[Start of Attachment]

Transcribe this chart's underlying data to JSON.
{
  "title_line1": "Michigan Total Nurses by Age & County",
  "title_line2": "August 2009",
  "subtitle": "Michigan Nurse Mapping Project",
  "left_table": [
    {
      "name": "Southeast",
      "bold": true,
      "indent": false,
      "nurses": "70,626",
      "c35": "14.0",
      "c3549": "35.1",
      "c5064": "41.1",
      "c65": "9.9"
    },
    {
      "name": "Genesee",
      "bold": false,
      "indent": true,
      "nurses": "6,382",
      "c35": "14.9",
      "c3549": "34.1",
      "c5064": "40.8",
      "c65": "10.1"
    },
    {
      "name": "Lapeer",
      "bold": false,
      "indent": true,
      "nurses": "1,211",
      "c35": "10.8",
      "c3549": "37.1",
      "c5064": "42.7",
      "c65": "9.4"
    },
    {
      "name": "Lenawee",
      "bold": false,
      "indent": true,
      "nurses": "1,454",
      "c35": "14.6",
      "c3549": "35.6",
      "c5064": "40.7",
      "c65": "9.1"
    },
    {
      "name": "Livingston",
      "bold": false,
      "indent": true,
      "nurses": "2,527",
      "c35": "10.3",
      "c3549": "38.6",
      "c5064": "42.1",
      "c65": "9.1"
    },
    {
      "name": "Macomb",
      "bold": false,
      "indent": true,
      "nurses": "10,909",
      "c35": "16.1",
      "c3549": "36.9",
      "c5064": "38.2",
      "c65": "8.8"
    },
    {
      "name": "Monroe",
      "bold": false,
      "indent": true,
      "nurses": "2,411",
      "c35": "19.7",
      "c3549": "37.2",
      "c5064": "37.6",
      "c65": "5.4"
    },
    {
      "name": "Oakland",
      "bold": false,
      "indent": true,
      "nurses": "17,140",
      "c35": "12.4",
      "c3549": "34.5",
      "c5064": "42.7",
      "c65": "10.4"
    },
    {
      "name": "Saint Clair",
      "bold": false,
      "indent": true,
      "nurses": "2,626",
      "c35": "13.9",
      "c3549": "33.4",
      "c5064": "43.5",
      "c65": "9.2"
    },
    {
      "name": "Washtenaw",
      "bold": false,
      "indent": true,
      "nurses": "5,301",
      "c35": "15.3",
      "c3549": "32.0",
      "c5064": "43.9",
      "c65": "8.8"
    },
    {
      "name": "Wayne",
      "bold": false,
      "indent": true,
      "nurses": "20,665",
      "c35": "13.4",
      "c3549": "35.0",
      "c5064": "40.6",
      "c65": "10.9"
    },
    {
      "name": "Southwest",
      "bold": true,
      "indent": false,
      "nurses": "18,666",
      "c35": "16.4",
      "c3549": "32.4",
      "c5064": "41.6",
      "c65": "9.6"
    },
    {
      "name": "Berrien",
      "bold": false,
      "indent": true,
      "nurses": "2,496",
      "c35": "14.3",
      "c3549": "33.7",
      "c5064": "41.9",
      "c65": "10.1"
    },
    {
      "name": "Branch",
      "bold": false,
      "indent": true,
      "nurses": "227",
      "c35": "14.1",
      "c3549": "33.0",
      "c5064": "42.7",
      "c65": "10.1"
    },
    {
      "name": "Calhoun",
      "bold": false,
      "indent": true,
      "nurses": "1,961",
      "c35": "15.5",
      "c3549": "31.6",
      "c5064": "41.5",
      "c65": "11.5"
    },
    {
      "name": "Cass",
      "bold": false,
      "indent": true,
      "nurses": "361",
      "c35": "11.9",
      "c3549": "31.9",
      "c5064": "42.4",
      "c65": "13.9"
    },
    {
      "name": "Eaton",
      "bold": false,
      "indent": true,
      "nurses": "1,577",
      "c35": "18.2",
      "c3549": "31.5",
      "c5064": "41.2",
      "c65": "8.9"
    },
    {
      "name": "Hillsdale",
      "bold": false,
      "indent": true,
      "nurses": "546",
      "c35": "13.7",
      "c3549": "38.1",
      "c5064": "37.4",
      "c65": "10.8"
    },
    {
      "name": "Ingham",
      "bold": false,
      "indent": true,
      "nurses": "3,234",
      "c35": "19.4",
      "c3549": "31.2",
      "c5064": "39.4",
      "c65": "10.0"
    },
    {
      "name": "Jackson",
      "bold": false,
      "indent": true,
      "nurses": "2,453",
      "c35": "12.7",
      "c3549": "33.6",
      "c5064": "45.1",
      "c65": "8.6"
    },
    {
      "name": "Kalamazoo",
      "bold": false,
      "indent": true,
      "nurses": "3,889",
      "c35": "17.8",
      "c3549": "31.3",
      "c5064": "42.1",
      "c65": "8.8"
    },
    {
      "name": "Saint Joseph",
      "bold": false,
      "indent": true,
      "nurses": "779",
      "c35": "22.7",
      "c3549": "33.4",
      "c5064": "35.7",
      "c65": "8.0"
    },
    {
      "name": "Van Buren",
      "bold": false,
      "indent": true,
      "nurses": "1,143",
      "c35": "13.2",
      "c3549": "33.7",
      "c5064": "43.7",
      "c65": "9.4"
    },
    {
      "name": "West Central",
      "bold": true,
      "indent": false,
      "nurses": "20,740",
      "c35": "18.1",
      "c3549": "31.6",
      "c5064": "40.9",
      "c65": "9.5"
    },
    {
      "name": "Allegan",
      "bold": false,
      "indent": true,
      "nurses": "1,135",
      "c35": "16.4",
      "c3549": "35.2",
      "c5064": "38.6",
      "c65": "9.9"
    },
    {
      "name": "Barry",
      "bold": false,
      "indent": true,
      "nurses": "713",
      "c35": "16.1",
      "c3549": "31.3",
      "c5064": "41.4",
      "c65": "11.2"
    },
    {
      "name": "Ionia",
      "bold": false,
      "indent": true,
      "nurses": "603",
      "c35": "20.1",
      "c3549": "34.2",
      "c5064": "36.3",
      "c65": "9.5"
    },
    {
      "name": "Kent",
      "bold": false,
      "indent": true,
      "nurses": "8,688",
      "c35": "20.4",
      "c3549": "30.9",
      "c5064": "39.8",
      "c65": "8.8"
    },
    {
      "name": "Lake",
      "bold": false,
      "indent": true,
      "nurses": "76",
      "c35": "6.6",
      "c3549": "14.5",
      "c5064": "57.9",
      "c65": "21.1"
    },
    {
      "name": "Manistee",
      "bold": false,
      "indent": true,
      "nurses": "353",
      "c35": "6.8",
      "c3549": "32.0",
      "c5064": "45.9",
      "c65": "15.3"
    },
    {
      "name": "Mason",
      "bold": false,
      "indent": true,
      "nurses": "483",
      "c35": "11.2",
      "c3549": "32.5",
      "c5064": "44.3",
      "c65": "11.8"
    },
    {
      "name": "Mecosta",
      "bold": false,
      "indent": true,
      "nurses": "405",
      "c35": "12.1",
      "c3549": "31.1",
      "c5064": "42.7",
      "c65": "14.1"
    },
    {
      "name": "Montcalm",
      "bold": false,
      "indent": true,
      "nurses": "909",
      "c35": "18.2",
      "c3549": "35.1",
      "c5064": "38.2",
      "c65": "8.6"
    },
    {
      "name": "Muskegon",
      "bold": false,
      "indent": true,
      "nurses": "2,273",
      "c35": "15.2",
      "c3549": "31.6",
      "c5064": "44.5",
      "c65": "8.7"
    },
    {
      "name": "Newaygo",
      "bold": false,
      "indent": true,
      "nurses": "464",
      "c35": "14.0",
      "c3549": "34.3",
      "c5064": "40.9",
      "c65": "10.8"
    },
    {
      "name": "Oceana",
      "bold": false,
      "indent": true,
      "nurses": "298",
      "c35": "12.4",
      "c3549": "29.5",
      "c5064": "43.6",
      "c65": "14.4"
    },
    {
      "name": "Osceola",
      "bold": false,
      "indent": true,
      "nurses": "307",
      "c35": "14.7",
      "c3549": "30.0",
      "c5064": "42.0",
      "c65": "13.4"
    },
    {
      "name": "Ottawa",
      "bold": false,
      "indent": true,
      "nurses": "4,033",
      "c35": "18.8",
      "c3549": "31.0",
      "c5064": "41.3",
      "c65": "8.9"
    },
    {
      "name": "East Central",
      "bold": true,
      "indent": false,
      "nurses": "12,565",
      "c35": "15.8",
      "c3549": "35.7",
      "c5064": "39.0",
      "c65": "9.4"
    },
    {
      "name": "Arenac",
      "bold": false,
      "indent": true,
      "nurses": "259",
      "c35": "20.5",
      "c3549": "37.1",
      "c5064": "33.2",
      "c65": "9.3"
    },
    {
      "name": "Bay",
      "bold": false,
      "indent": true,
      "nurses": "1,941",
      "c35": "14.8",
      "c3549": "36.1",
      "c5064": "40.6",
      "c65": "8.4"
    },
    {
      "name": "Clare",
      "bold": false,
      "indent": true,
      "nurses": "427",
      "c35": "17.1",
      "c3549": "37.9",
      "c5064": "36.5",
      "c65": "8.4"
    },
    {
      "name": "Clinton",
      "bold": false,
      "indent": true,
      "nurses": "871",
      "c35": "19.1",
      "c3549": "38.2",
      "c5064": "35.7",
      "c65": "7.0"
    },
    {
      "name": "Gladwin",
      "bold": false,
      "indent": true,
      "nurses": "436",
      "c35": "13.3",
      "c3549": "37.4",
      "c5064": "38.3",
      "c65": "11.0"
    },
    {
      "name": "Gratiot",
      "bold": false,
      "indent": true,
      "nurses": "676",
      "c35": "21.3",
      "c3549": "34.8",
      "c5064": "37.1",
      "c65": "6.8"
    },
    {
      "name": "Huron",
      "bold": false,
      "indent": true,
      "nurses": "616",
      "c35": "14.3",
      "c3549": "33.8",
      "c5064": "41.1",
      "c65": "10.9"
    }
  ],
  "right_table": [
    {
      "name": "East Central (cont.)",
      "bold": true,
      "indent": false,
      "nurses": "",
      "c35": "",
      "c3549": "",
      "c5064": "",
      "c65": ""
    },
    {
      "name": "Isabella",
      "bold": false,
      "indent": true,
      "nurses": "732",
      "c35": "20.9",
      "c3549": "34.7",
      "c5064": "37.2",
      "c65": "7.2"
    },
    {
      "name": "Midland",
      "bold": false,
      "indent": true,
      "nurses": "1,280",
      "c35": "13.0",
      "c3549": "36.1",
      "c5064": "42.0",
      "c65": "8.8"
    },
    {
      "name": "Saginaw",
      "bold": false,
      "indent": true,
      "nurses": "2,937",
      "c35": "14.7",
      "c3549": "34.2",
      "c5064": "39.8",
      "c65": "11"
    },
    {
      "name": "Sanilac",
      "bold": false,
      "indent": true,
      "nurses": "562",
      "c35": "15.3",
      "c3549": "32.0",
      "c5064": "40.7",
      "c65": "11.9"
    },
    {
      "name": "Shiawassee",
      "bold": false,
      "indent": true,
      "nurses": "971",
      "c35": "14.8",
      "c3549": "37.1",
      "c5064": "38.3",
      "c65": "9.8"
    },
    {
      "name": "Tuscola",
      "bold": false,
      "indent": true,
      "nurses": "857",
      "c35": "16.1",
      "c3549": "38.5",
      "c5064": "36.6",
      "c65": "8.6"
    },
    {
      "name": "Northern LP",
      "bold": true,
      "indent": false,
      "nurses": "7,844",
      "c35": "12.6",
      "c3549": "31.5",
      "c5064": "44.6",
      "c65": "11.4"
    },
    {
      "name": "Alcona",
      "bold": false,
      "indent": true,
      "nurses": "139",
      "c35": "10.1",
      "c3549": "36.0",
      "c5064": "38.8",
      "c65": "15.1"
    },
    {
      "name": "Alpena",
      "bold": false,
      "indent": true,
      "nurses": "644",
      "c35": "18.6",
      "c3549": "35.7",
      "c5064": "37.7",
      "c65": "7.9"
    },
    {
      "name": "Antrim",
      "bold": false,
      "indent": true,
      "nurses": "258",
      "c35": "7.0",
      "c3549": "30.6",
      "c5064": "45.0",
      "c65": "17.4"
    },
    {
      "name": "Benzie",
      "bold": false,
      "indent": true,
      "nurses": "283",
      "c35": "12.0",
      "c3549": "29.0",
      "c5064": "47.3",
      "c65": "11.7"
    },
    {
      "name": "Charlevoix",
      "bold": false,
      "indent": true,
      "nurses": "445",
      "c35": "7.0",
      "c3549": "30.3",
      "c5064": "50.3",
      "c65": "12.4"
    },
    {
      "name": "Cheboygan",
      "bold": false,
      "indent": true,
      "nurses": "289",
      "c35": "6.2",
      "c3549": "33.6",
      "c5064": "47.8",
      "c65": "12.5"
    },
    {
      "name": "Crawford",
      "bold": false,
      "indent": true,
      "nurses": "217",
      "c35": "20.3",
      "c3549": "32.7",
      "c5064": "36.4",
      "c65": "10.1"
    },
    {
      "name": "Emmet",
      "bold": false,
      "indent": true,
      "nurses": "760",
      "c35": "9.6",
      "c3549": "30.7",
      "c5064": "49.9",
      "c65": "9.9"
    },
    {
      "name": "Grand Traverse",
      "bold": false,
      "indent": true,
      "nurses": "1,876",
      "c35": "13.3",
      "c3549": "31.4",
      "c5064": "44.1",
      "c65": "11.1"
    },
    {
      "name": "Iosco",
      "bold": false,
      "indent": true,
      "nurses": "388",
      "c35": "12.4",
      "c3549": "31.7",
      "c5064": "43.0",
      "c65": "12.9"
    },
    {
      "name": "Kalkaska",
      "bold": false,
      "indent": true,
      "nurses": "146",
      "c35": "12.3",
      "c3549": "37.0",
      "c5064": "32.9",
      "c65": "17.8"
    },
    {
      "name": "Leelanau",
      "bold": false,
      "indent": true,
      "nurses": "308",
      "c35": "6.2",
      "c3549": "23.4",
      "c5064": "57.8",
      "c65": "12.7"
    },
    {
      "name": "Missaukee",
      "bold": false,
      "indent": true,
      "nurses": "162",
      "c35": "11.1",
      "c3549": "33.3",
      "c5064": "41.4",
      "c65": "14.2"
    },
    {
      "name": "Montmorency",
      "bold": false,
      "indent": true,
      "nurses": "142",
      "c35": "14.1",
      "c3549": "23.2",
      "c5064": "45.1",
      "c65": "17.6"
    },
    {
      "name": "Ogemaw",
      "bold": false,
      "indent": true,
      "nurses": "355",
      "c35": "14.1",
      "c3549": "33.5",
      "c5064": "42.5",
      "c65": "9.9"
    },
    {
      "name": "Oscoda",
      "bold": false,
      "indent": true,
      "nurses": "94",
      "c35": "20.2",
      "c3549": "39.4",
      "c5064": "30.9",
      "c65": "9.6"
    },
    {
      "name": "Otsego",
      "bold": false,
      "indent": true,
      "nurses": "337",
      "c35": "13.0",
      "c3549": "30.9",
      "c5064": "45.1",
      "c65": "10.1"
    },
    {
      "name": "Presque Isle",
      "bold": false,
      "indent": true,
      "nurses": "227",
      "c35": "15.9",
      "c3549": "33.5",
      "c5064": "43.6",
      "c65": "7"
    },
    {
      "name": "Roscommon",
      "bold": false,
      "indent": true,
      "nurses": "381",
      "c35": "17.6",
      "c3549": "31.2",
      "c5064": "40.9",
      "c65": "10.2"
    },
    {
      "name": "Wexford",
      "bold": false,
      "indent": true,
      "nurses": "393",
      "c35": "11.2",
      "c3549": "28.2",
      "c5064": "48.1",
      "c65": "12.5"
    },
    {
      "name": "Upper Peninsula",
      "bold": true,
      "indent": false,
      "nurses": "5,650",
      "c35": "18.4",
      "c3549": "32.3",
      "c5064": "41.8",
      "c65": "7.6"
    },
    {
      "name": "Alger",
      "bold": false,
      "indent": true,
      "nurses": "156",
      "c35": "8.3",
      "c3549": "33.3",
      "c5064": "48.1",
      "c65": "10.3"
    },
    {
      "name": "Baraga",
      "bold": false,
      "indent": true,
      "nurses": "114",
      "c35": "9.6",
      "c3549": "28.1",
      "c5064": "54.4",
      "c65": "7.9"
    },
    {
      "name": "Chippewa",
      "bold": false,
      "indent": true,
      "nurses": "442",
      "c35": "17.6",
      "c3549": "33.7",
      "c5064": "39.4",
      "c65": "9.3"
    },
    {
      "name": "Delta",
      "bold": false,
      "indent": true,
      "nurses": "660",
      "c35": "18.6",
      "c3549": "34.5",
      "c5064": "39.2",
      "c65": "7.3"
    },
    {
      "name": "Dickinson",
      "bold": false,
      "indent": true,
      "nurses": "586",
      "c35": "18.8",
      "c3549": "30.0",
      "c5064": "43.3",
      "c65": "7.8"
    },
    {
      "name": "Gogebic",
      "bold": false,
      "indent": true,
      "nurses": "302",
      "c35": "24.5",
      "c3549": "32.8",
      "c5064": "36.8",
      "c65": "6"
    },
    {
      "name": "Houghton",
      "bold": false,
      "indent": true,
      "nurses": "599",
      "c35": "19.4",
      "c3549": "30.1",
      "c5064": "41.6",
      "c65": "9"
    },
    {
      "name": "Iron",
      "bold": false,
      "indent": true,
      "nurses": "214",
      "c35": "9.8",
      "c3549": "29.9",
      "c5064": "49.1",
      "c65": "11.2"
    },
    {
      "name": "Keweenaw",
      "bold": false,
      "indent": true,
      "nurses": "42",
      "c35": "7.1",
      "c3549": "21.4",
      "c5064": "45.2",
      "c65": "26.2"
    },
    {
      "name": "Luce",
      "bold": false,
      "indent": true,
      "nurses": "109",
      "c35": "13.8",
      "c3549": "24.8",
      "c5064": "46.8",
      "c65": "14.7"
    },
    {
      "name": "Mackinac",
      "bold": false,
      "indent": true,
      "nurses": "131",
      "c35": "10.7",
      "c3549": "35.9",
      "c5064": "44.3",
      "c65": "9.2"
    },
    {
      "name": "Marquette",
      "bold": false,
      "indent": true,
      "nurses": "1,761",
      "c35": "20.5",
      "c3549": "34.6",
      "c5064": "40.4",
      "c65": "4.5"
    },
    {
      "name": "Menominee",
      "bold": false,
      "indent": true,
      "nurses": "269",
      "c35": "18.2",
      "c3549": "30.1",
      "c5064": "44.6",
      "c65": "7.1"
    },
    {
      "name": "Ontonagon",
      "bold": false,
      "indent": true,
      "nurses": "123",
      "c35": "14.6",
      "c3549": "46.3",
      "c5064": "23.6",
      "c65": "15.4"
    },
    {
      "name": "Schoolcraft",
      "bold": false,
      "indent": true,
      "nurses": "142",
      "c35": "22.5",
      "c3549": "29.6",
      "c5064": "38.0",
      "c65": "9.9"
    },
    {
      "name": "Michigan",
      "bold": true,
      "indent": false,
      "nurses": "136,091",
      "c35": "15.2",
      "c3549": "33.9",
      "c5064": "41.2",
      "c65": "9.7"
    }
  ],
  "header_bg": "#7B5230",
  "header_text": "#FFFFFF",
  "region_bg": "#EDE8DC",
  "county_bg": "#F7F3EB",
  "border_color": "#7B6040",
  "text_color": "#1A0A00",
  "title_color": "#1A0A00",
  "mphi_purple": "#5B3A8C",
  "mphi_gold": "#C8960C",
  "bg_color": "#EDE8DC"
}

[End of Attachment]

The word to look for is "Central"; copy out every line of the entries that holds it.

Answer to this task:
      "name": "West Central",
      "name": "East Central",
      "name": "East Central (cont.)",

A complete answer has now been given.